#### Description of the task
Strip the pictures and reproduce the rest of the listing exactly.

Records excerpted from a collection
════════════════════
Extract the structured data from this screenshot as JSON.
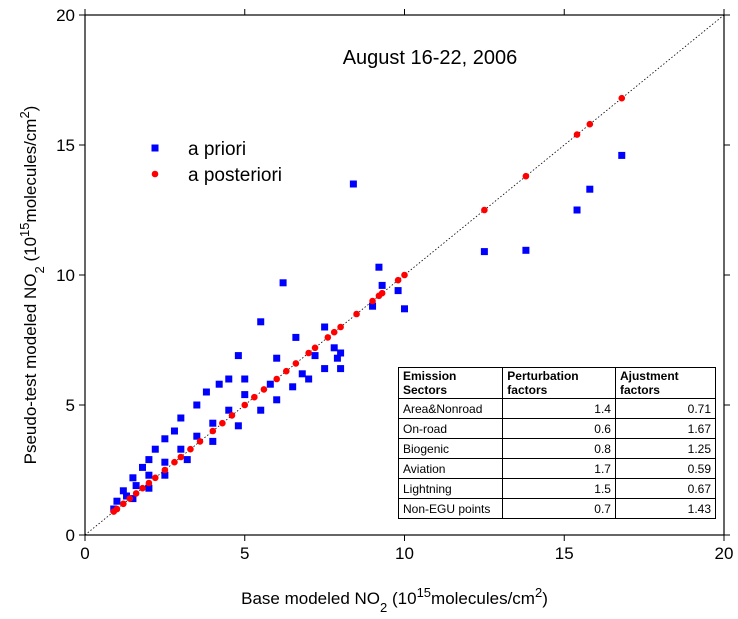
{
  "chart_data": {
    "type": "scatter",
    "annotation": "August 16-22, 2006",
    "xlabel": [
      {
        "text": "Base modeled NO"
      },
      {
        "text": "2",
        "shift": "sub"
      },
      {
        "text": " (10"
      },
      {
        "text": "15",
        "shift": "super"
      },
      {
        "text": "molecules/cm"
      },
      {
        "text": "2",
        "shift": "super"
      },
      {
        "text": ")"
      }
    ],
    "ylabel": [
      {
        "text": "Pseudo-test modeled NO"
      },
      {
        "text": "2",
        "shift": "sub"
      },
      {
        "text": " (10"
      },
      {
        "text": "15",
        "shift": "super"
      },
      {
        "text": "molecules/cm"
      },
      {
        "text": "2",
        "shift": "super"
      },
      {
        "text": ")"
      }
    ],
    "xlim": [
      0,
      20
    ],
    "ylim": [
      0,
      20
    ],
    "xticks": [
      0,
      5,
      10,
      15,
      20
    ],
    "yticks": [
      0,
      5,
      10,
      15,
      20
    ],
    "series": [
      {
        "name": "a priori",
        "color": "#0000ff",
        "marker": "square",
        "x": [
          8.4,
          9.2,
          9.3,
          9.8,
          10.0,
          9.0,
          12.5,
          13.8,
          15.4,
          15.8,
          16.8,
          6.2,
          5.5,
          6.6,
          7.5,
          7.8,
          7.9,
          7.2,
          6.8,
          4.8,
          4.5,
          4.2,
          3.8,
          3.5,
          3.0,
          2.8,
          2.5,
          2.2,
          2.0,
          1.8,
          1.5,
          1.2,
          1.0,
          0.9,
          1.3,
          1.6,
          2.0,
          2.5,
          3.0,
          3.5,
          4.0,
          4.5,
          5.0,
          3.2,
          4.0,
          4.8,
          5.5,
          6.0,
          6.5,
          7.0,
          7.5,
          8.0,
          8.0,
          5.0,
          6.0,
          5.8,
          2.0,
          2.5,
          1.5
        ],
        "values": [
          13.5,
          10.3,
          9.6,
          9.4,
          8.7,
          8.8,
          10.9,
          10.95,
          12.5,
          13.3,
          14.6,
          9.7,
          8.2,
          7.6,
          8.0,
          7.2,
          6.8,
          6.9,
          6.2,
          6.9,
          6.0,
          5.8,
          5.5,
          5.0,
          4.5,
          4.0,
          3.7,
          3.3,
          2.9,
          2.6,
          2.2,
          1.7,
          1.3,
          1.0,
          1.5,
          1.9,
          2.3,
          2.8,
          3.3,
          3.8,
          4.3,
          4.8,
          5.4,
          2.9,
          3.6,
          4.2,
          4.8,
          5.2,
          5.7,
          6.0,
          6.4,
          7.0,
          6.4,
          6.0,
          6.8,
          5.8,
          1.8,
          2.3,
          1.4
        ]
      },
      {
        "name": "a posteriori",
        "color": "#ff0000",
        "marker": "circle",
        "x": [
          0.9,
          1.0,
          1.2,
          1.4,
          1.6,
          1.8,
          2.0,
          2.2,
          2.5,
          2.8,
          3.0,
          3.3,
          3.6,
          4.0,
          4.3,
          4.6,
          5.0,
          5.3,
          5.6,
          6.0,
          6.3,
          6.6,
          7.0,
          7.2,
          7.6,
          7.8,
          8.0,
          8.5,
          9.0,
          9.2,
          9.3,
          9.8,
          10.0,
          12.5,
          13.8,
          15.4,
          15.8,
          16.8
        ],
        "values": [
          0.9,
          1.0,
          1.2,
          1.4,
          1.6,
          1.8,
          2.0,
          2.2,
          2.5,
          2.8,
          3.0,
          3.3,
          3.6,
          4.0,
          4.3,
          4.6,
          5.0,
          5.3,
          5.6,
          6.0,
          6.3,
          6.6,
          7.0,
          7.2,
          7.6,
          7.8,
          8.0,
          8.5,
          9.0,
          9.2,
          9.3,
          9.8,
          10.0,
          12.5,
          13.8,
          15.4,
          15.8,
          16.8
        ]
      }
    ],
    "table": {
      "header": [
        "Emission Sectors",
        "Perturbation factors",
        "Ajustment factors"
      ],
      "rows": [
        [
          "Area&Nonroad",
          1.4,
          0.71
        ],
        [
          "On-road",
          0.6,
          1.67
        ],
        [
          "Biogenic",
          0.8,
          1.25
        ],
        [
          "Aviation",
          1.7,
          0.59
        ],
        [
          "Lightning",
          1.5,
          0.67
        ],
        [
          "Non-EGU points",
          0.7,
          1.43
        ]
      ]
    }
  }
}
════════════════════
#### Response for this exercise
Extract the structured data from this screenshot as JSON.
{
  "chart_data": {
    "type": "scatter",
    "annotation": "August 16-22, 2006",
    "xlabel": [
      {
        "text": "Base modeled NO"
      },
      {
        "text": "2",
        "shift": "sub"
      },
      {
        "text": " (10"
      },
      {
        "text": "15",
        "shift": "super"
      },
      {
        "text": "molecules/cm"
      },
      {
        "text": "2",
        "shift": "super"
      },
      {
        "text": ")"
      }
    ],
    "ylabel": [
      {
        "text": "Pseudo-test modeled NO"
      },
      {
        "text": "2",
        "shift": "sub"
      },
      {
        "text": " (10"
      },
      {
        "text": "15",
        "shift": "super"
      },
      {
        "text": "molecules/cm"
      },
      {
        "text": "2",
        "shift": "super"
      },
      {
        "text": ")"
      }
    ],
    "xlim": [
      0,
      20
    ],
    "ylim": [
      0,
      20
    ],
    "xticks": [
      0,
      5,
      10,
      15,
      20
    ],
    "yticks": [
      0,
      5,
      10,
      15,
      20
    ],
    "series": [
      {
        "name": "a priori",
        "color": "#0000ff",
        "marker": "square",
        "x": [
          8.4,
          9.2,
          9.3,
          9.8,
          10.0,
          9.0,
          12.5,
          13.8,
          15.4,
          15.8,
          16.8,
          6.2,
          5.5,
          6.6,
          7.5,
          7.8,
          7.9,
          7.2,
          6.8,
          4.8,
          4.5,
          4.2,
          3.8,
          3.5,
          3.0,
          2.8,
          2.5,
          2.2,
          2.0,
          1.8,
          1.5,
          1.2,
          1.0,
          0.9,
          1.3,
          1.6,
          2.0,
          2.5,
          3.0,
          3.5,
          4.0,
          4.5,
          5.0,
          3.2,
          4.0,
          4.8,
          5.5,
          6.0,
          6.5,
          7.0,
          7.5,
          8.0,
          8.0,
          5.0,
          6.0,
          5.8,
          2.0,
          2.5,
          1.5
        ],
        "values": [
          13.5,
          10.3,
          9.6,
          9.4,
          8.7,
          8.8,
          10.9,
          10.95,
          12.5,
          13.3,
          14.6,
          9.7,
          8.2,
          7.6,
          8.0,
          7.2,
          6.8,
          6.9,
          6.2,
          6.9,
          6.0,
          5.8,
          5.5,
          5.0,
          4.5,
          4.0,
          3.7,
          3.3,
          2.9,
          2.6,
          2.2,
          1.7,
          1.3,
          1.0,
          1.5,
          1.9,
          2.3,
          2.8,
          3.3,
          3.8,
          4.3,
          4.8,
          5.4,
          2.9,
          3.6,
          4.2,
          4.8,
          5.2,
          5.7,
          6.0,
          6.4,
          7.0,
          6.4,
          6.0,
          6.8,
          5.8,
          1.8,
          2.3,
          1.4
        ]
      },
      {
        "name": "a posteriori",
        "color": "#ff0000",
        "marker": "circle",
        "x": [
          0.9,
          1.0,
          1.2,
          1.4,
          1.6,
          1.8,
          2.0,
          2.2,
          2.5,
          2.8,
          3.0,
          3.3,
          3.6,
          4.0,
          4.3,
          4.6,
          5.0,
          5.3,
          5.6,
          6.0,
          6.3,
          6.6,
          7.0,
          7.2,
          7.6,
          7.8,
          8.0,
          8.5,
          9.0,
          9.2,
          9.3,
          9.8,
          10.0,
          12.5,
          13.8,
          15.4,
          15.8,
          16.8
        ],
        "values": [
          0.9,
          1.0,
          1.2,
          1.4,
          1.6,
          1.8,
          2.0,
          2.2,
          2.5,
          2.8,
          3.0,
          3.3,
          3.6,
          4.0,
          4.3,
          4.6,
          5.0,
          5.3,
          5.6,
          6.0,
          6.3,
          6.6,
          7.0,
          7.2,
          7.6,
          7.8,
          8.0,
          8.5,
          9.0,
          9.2,
          9.3,
          9.8,
          10.0,
          12.5,
          13.8,
          15.4,
          15.8,
          16.8
        ]
      }
    ],
    "table": {
      "header": [
        "Emission Sectors",
        "Perturbation factors",
        "Ajustment factors"
      ],
      "rows": [
        [
          "Area&Nonroad",
          1.4,
          0.71
        ],
        [
          "On-road",
          0.6,
          1.67
        ],
        [
          "Biogenic",
          0.8,
          1.25
        ],
        [
          "Aviation",
          1.7,
          0.59
        ],
        [
          "Lightning",
          1.5,
          0.67
        ],
        [
          "Non-EGU points",
          0.7,
          1.43
        ]
      ]
    }
  }
}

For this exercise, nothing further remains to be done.